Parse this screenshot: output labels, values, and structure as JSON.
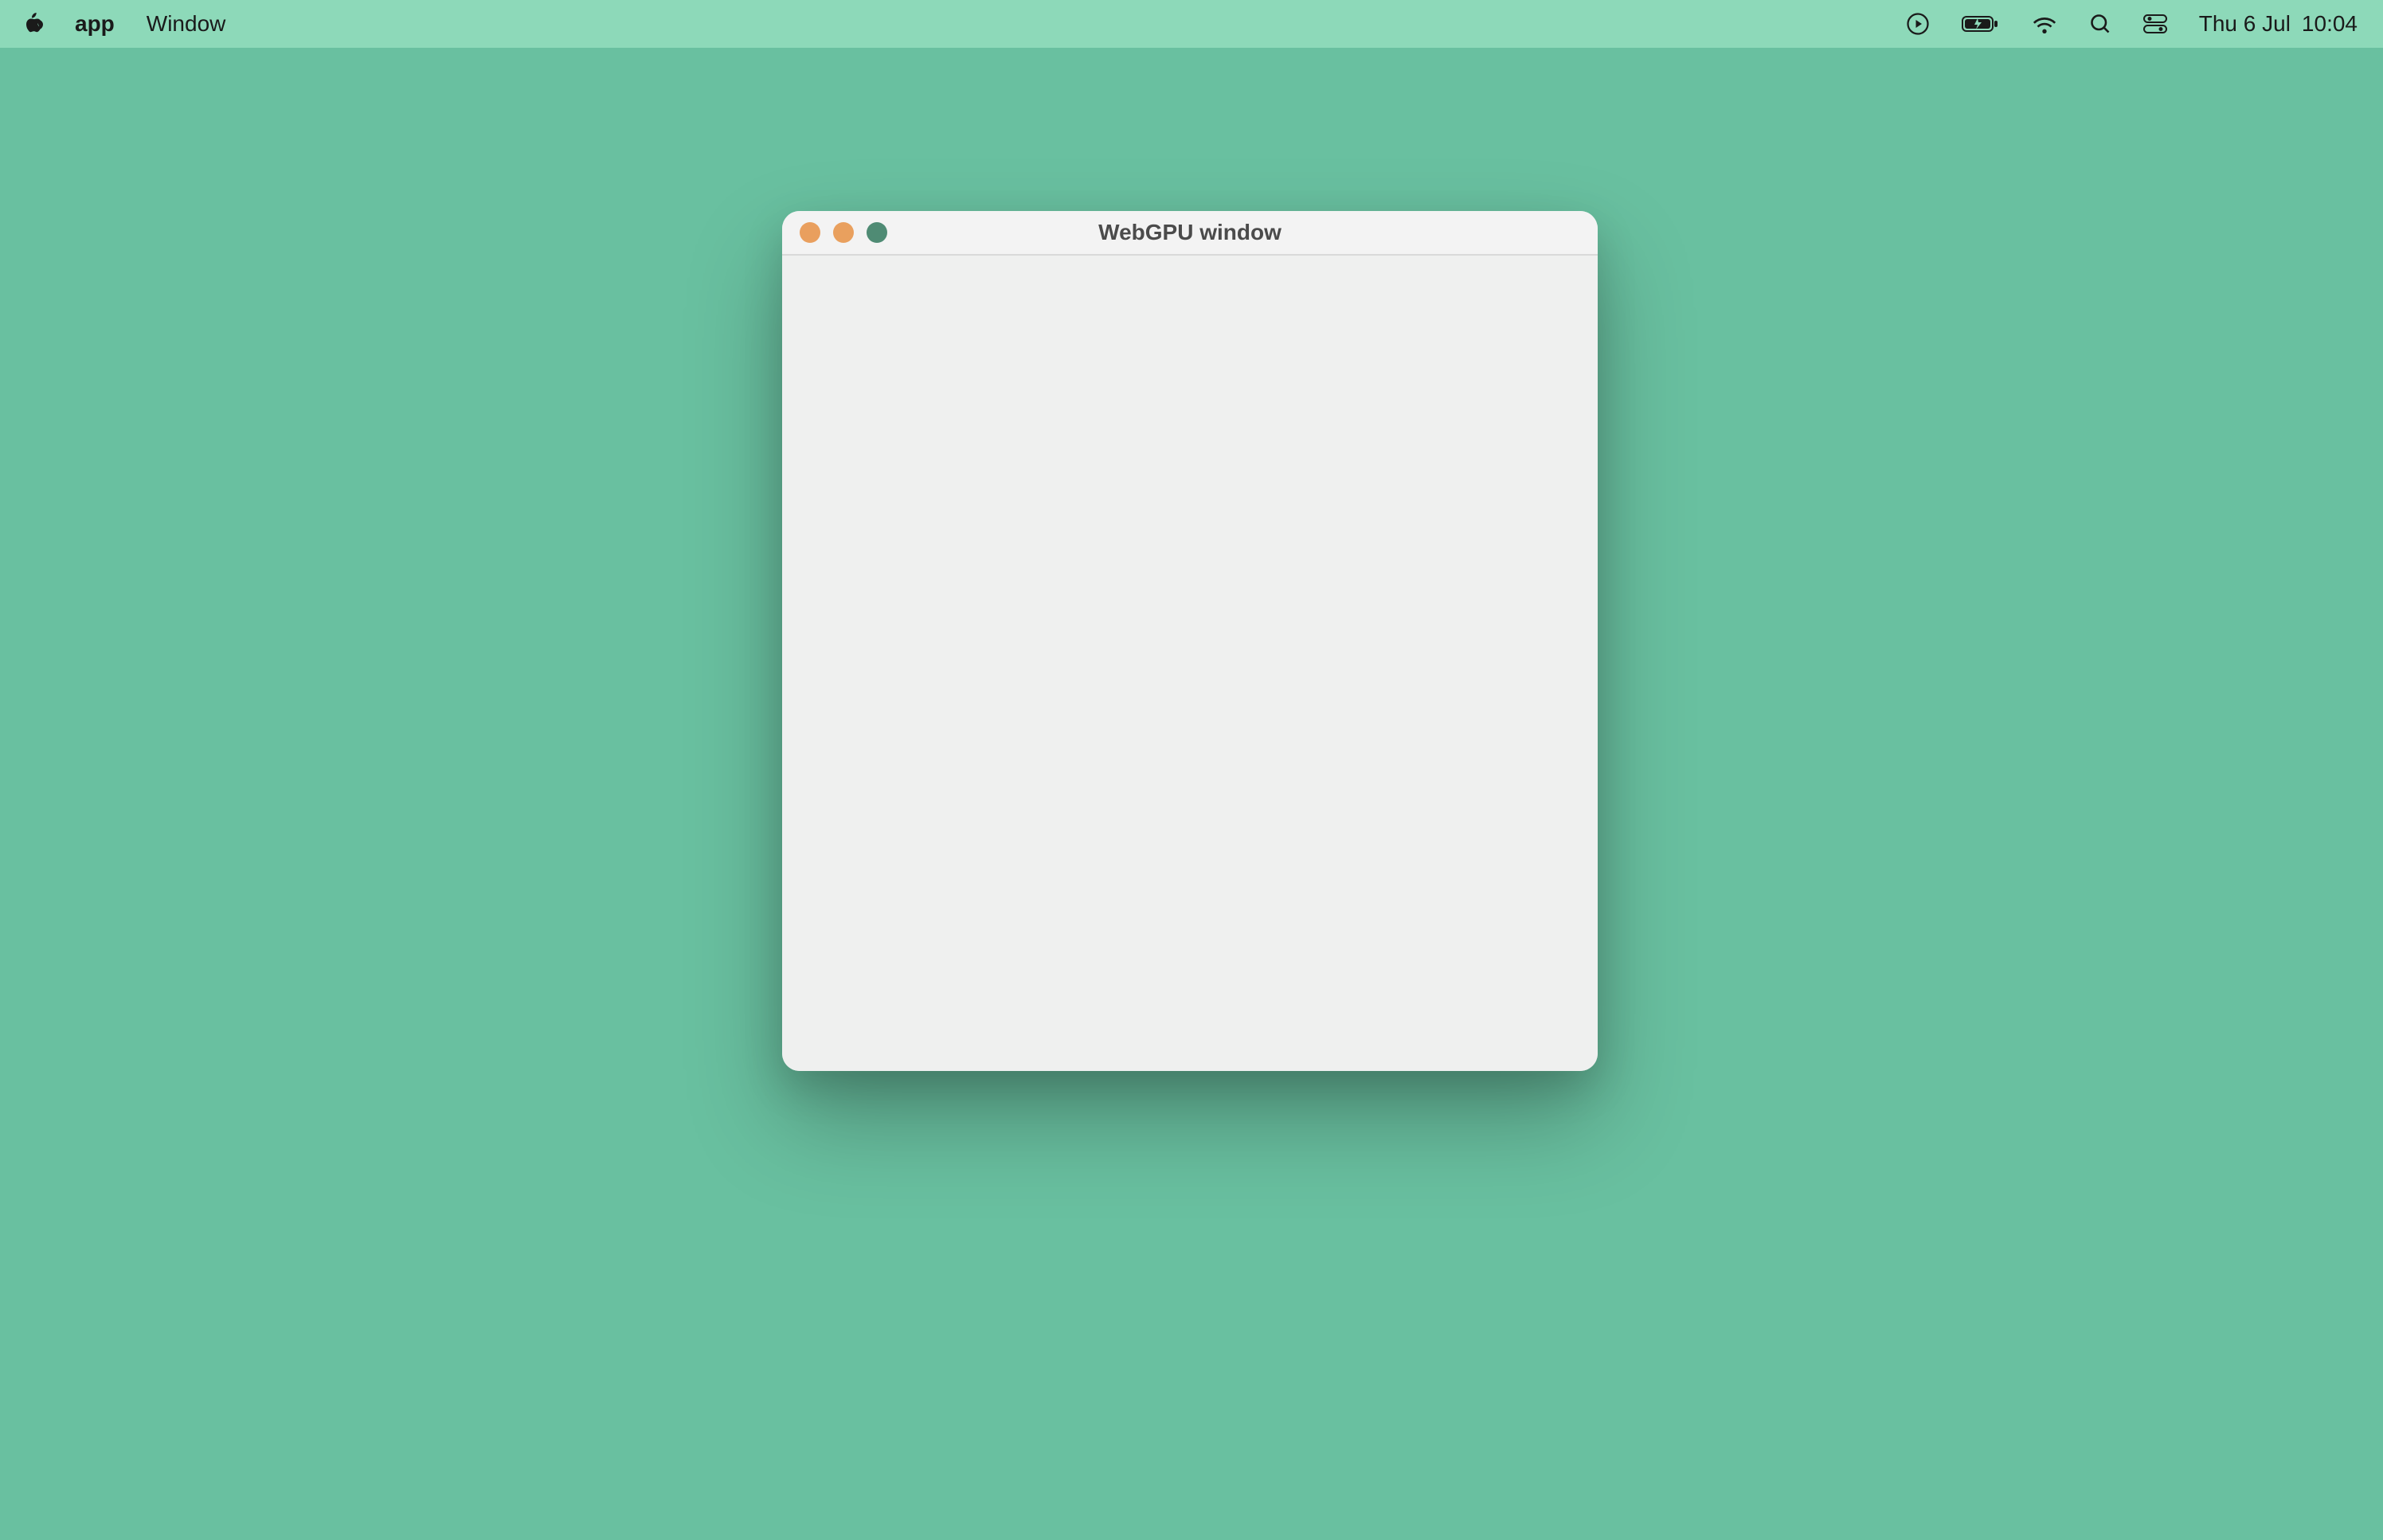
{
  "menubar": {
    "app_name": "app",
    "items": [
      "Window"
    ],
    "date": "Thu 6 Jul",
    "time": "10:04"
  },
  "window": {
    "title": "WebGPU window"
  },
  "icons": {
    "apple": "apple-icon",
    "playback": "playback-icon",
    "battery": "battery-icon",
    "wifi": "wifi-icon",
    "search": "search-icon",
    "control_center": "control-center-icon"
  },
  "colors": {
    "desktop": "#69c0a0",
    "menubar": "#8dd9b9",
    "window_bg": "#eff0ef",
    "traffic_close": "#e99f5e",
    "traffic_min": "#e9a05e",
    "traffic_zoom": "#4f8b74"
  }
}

========================================

§ GOAL OF THE EXERCISE:
Omitting all images, retype each line of the records precisely.

§ FINISHED EXERCISE:
Parse this screenshot: output labels, values, and structure as JSON.
{
  "menubar": {
    "app_name": "app",
    "items": [
      "Window"
    ],
    "date": "Thu 6 Jul",
    "time": "10:04"
  },
  "window": {
    "title": "WebGPU window"
  },
  "icons": {
    "apple": "apple-icon",
    "playback": "playback-icon",
    "battery": "battery-icon",
    "wifi": "wifi-icon",
    "search": "search-icon",
    "control_center": "control-center-icon"
  },
  "colors": {
    "desktop": "#69c0a0",
    "menubar": "#8dd9b9",
    "window_bg": "#eff0ef",
    "traffic_close": "#e99f5e",
    "traffic_min": "#e9a05e",
    "traffic_zoom": "#4f8b74"
  }
}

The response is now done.